#### STATED PROBLEM:
Reproduce the records below exactly as they appear, omitting any pictures they contain.

#### RECORDS SUPPLIED:
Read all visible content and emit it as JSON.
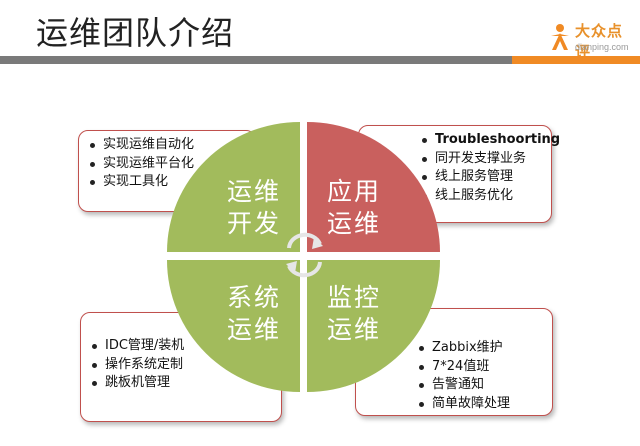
{
  "header": {
    "title": "运维团队介绍",
    "logo": {
      "name": "大众点评",
      "url": "dianping.com"
    }
  },
  "colors": {
    "green": "#a2bb5c",
    "red": "#c9605e",
    "accent_orange": "#f08a24",
    "bar_gray": "#7a7a7a",
    "box_border": "#c0504d"
  },
  "quadrants": {
    "top_left": {
      "line1": "运维",
      "line2": "开发",
      "color": "green"
    },
    "top_right": {
      "line1": "应用",
      "line2": "运维",
      "color": "red"
    },
    "bottom_left": {
      "line1": "系统",
      "line2": "运维",
      "color": "green"
    },
    "bottom_right": {
      "line1": "监控",
      "line2": "运维",
      "color": "green"
    }
  },
  "center_icon": "cycle-arrows-icon",
  "boxes": {
    "top_left": [
      "实现运维自动化",
      "实现运维平台化",
      "实现工具化"
    ],
    "top_right": [
      "Troubleshoorting",
      "同开发支撑业务",
      "线上服务管理",
      "线上服务优化"
    ],
    "bottom_left": [
      "IDC管理/装机",
      "操作系统定制",
      "跳板机管理"
    ],
    "bottom_right": [
      "Zabbix维护",
      "7*24值班",
      "告警通知",
      "简单故障处理"
    ]
  }
}
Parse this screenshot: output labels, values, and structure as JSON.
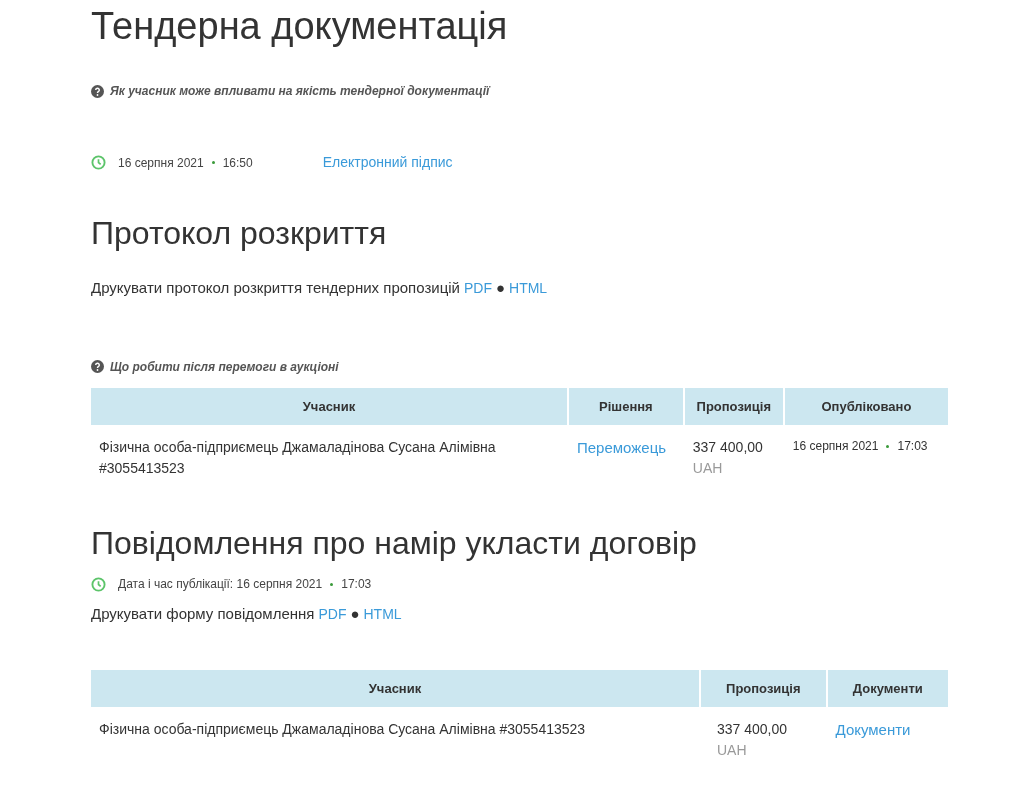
{
  "tender_docs": {
    "heading": "Тендерна документація",
    "help_link": "Як учасник може впливати на якість тендерної документації",
    "date": "16 серпня 2021",
    "time": "16:50",
    "signature_link": "Електронний підпис"
  },
  "opening_protocol": {
    "heading": "Протокол розкриття",
    "print_text": "Друкувати протокол розкриття тендерних пропозицій",
    "links": [
      "PDF",
      "HTML"
    ],
    "separator": "●"
  },
  "auction": {
    "help_link": "Що робити після перемоги в аукціоні",
    "columns": [
      "Учасник",
      "Рішення",
      "Пропозиція",
      "Опубліковано"
    ],
    "rows": [
      {
        "participant": "Фізична особа-підприємець Джамаладінова Сусана Алімівна #3055413523",
        "decision": "Переможець",
        "amount": "337 400,00",
        "currency": "UAH",
        "date": "16 серпня 2021",
        "time": "17:03"
      }
    ]
  },
  "intent_notice": {
    "heading": "Повідомлення про намір укласти договір",
    "published_label": "Дата і час публікації: 16 серпня 2021",
    "published_time": "17:03",
    "print_text": "Друкувати форму повідомлення",
    "links": [
      "PDF",
      "HTML"
    ],
    "separator": "●",
    "columns": [
      "Учасник",
      "Пропозиція",
      "Документи"
    ],
    "rows": [
      {
        "participant": "Фізична особа-підприємець Джамаладінова Сусана Алімівна #3055413523",
        "amount": "337 400,00",
        "currency": "UAH",
        "documents": "Документи"
      }
    ]
  }
}
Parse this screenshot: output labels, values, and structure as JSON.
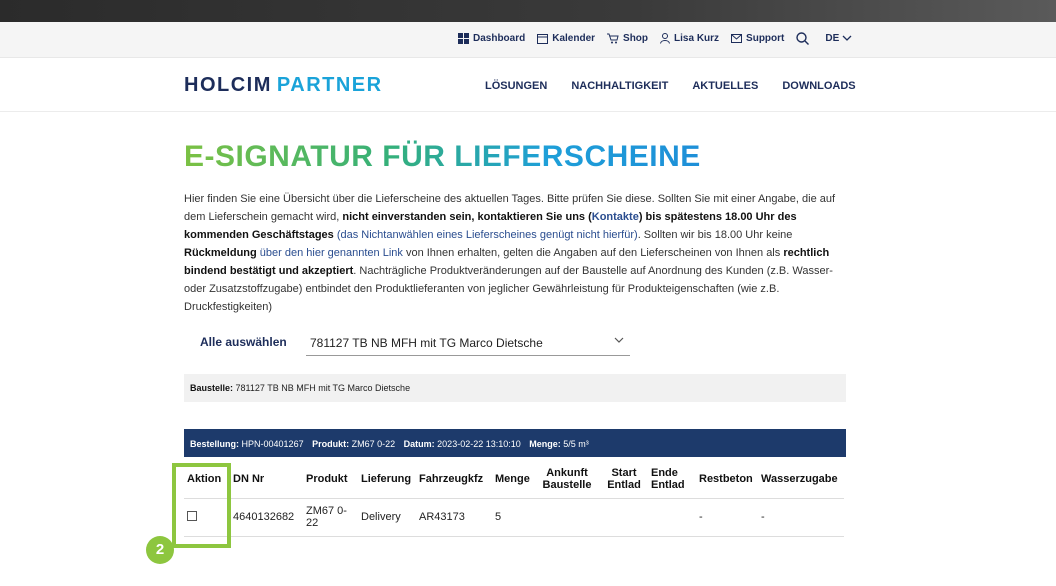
{
  "utility": {
    "dashboard": "Dashboard",
    "kalender": "Kalender",
    "shop": "Shop",
    "user": "Lisa Kurz",
    "support": "Support",
    "lang": "DE"
  },
  "brand": {
    "holcim": "HOLCIM",
    "partner": "PARTNER"
  },
  "nav": [
    "LÖSUNGEN",
    "NACHHALTIGKEIT",
    "AKTUELLES",
    "DOWNLOADS"
  ],
  "page_title": "E-SIGNATUR FÜR LIEFERSCHEINE",
  "intro": {
    "t1": "Hier finden Sie eine Übersicht über die Lieferscheine des aktuellen Tages. Bitte prüfen Sie diese. Sollten Sie mit einer Angabe, die auf dem Lieferschein gemacht wird, ",
    "b1": "nicht einverstanden sein, kontaktieren Sie uns (",
    "link": "Kontakte",
    "b2": ") bis spätestens 18.00 Uhr des kommenden Geschäftstages",
    "t2": " (das Nichtanwählen eines Lieferscheines genügt nicht hierfür)",
    "t3": ". Sollten wir bis 18.00 Uhr keine ",
    "b3": "Rückmeldung",
    "t4": " über den hier genannten Link",
    "t5": " von Ihnen erhalten, gelten die Angaben auf den Lieferscheinen von Ihnen als ",
    "b4": "rechtlich bindend bestätigt und akzeptiert",
    "t6": ". Nachträgliche Produktveränderungen auf der Baustelle auf Anordnung des Kunden (z.B. Wasser- oder Zusatzstoffzugabe) entbindet den Produktlieferanten von jeglicher Gewährleistung für Produkteigenschaften (wie z.B. Druckfestigkeiten)"
  },
  "select_all": "Alle auswählen",
  "site_select": {
    "value": "781127 TB NB MFH mit TG Marco Dietsche"
  },
  "baustelle": {
    "label": "Baustelle:",
    "value": " 781127 TB NB MFH mit TG Marco Dietsche"
  },
  "order": {
    "bestellung_label": "Bestellung:",
    "bestellung_value": "HPN-00401267",
    "produkt_label": "Produkt:",
    "produkt_value": "ZM67 0-22",
    "datum_label": "Datum:",
    "datum_value": "2023-02-22 13:10:10",
    "menge_label": "Menge:",
    "menge_value": "5/5 m³"
  },
  "table": {
    "headers": {
      "aktion": "Aktion",
      "dn": "DN Nr",
      "produkt": "Produkt",
      "lieferung": "Lieferung",
      "fahrzeug": "Fahrzeugkfz",
      "menge": "Menge",
      "ankunft": "Ankunft Baustelle",
      "start": "Start Entlad",
      "ende": "Ende Entlad",
      "restbeton": "Restbeton",
      "wasser": "Wasserzugabe"
    },
    "rows": [
      {
        "dn": "4640132682",
        "produkt": "ZM67 0-22",
        "lieferung": "Delivery",
        "fahrzeug": "AR43173",
        "menge": "5",
        "ankunft": "",
        "start": "",
        "ende": "",
        "restbeton": "-",
        "wasser": "-"
      }
    ]
  },
  "annotation": {
    "step": "2",
    "color": "#8dc63f"
  },
  "colors": {
    "navy": "#1d2d5a",
    "accent": "#1aa3d9",
    "orderbar": "#1d3a6b"
  }
}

#### RESULT:
Read all visible content and emit it as JSON.
{
  "header": {
    "title": "运维团队介绍",
    "logo": {
      "name": "大众点评",
      "url": "dianping.com"
    }
  },
  "colors": {
    "green": "#a2bb5c",
    "red": "#c9605e",
    "accent_orange": "#f08a24",
    "bar_gray": "#7a7a7a",
    "box_border": "#c0504d"
  },
  "quadrants": {
    "top_left": {
      "line1": "运维",
      "line2": "开发",
      "color": "green"
    },
    "top_right": {
      "line1": "应用",
      "line2": "运维",
      "color": "red"
    },
    "bottom_left": {
      "line1": "系统",
      "line2": "运维",
      "color": "green"
    },
    "bottom_right": {
      "line1": "监控",
      "line2": "运维",
      "color": "green"
    }
  },
  "center_icon": "cycle-arrows-icon",
  "boxes": {
    "top_left": [
      "实现运维自动化",
      "实现运维平台化",
      "实现工具化"
    ],
    "top_right": [
      "Troubleshoorting",
      "同开发支撑业务",
      "线上服务管理",
      "线上服务优化"
    ],
    "bottom_left": [
      "IDC管理/装机",
      "操作系统定制",
      "跳板机管理"
    ],
    "bottom_right": [
      "Zabbix维护",
      "7*24值班",
      "告警通知",
      "简单故障处理"
    ]
  }
}
Parse this screenshot: output labels, values, and structure as JSON.
{
  "tender_docs": {
    "heading": "Тендерна документація",
    "help_link": "Як учасник може впливати на якість тендерної документації",
    "date": "16 серпня 2021",
    "time": "16:50",
    "signature_link": "Електронний підпис"
  },
  "opening_protocol": {
    "heading": "Протокол розкриття",
    "print_text": "Друкувати протокол розкриття тендерних пропозицій",
    "links": [
      "PDF",
      "HTML"
    ],
    "separator": "●"
  },
  "auction": {
    "help_link": "Що робити після перемоги в аукціоні",
    "columns": [
      "Учасник",
      "Рішення",
      "Пропозиція",
      "Опубліковано"
    ],
    "rows": [
      {
        "participant": "Фізична особа-підприємець Джамаладінова Сусана Алімівна #3055413523",
        "decision": "Переможець",
        "amount": "337 400,00",
        "currency": "UAH",
        "date": "16 серпня 2021",
        "time": "17:03"
      }
    ]
  },
  "intent_notice": {
    "heading": "Повідомлення про намір укласти договір",
    "published_label": "Дата і час публікації: 16 серпня 2021",
    "published_time": "17:03",
    "print_text": "Друкувати форму повідомлення",
    "links": [
      "PDF",
      "HTML"
    ],
    "separator": "●",
    "columns": [
      "Учасник",
      "Пропозиція",
      "Документи"
    ],
    "rows": [
      {
        "participant": "Фізична особа-підприємець Джамаладінова Сусана Алімівна #3055413523",
        "amount": "337 400,00",
        "currency": "UAH",
        "documents": "Документи"
      }
    ]
  }
}
Parse this screenshot: output labels, values, and structure as JSON.
{
  "utility": {
    "dashboard": "Dashboard",
    "kalender": "Kalender",
    "shop": "Shop",
    "user": "Lisa Kurz",
    "support": "Support",
    "lang": "DE"
  },
  "brand": {
    "holcim": "HOLCIM",
    "partner": "PARTNER"
  },
  "nav": [
    "LÖSUNGEN",
    "NACHHALTIGKEIT",
    "AKTUELLES",
    "DOWNLOADS"
  ],
  "page_title": "E-SIGNATUR FÜR LIEFERSCHEINE",
  "intro": {
    "t1": "Hier finden Sie eine Übersicht über die Lieferscheine des aktuellen Tages. Bitte prüfen Sie diese. Sollten Sie mit einer Angabe, die auf dem Lieferschein gemacht wird, ",
    "b1": "nicht einverstanden sein, kontaktieren Sie uns (",
    "link": "Kontakte",
    "b2": ") bis spätestens 18.00 Uhr des kommenden Geschäftstages",
    "t2": " (das Nichtanwählen eines Lieferscheines genügt nicht hierfür)",
    "t3": ". Sollten wir bis 18.00 Uhr keine ",
    "b3": "Rückmeldung",
    "t4": " über den hier genannten Link",
    "t5": " von Ihnen erhalten, gelten die Angaben auf den Lieferscheinen von Ihnen als ",
    "b4": "rechtlich bindend bestätigt und akzeptiert",
    "t6": ". Nachträgliche Produktveränderungen auf der Baustelle auf Anordnung des Kunden (z.B. Wasser- oder Zusatzstoffzugabe) entbindet den Produktlieferanten von jeglicher Gewährleistung für Produkteigenschaften (wie z.B. Druckfestigkeiten)"
  },
  "select_all": "Alle auswählen",
  "site_select": {
    "value": "781127 TB NB MFH mit TG Marco Dietsche"
  },
  "baustelle": {
    "label": "Baustelle:",
    "value": " 781127 TB NB MFH mit TG Marco Dietsche"
  },
  "order": {
    "bestellung_label": "Bestellung:",
    "bestellung_value": "HPN-00401267",
    "produkt_label": "Produkt:",
    "produkt_value": "ZM67 0-22",
    "datum_label": "Datum:",
    "datum_value": "2023-02-22 13:10:10",
    "menge_label": "Menge:",
    "menge_value": "5/5 m³"
  },
  "table": {
    "headers": {
      "aktion": "Aktion",
      "dn": "DN Nr",
      "produkt": "Produkt",
      "lieferung": "Lieferung",
      "fahrzeug": "Fahrzeugkfz",
      "menge": "Menge",
      "ankunft": "Ankunft Baustelle",
      "start": "Start Entlad",
      "ende": "Ende Entlad",
      "restbeton": "Restbeton",
      "wasser": "Wasserzugabe"
    },
    "rows": [
      {
        "dn": "4640132682",
        "produkt": "ZM67 0-22",
        "lieferung": "Delivery",
        "fahrzeug": "AR43173",
        "menge": "5",
        "ankunft": "",
        "start": "",
        "ende": "",
        "restbeton": "-",
        "wasser": "-"
      }
    ]
  },
  "annotation": {
    "step": "2",
    "color": "#8dc63f"
  },
  "colors": {
    "navy": "#1d2d5a",
    "accent": "#1aa3d9",
    "orderbar": "#1d3a6b"
  }
}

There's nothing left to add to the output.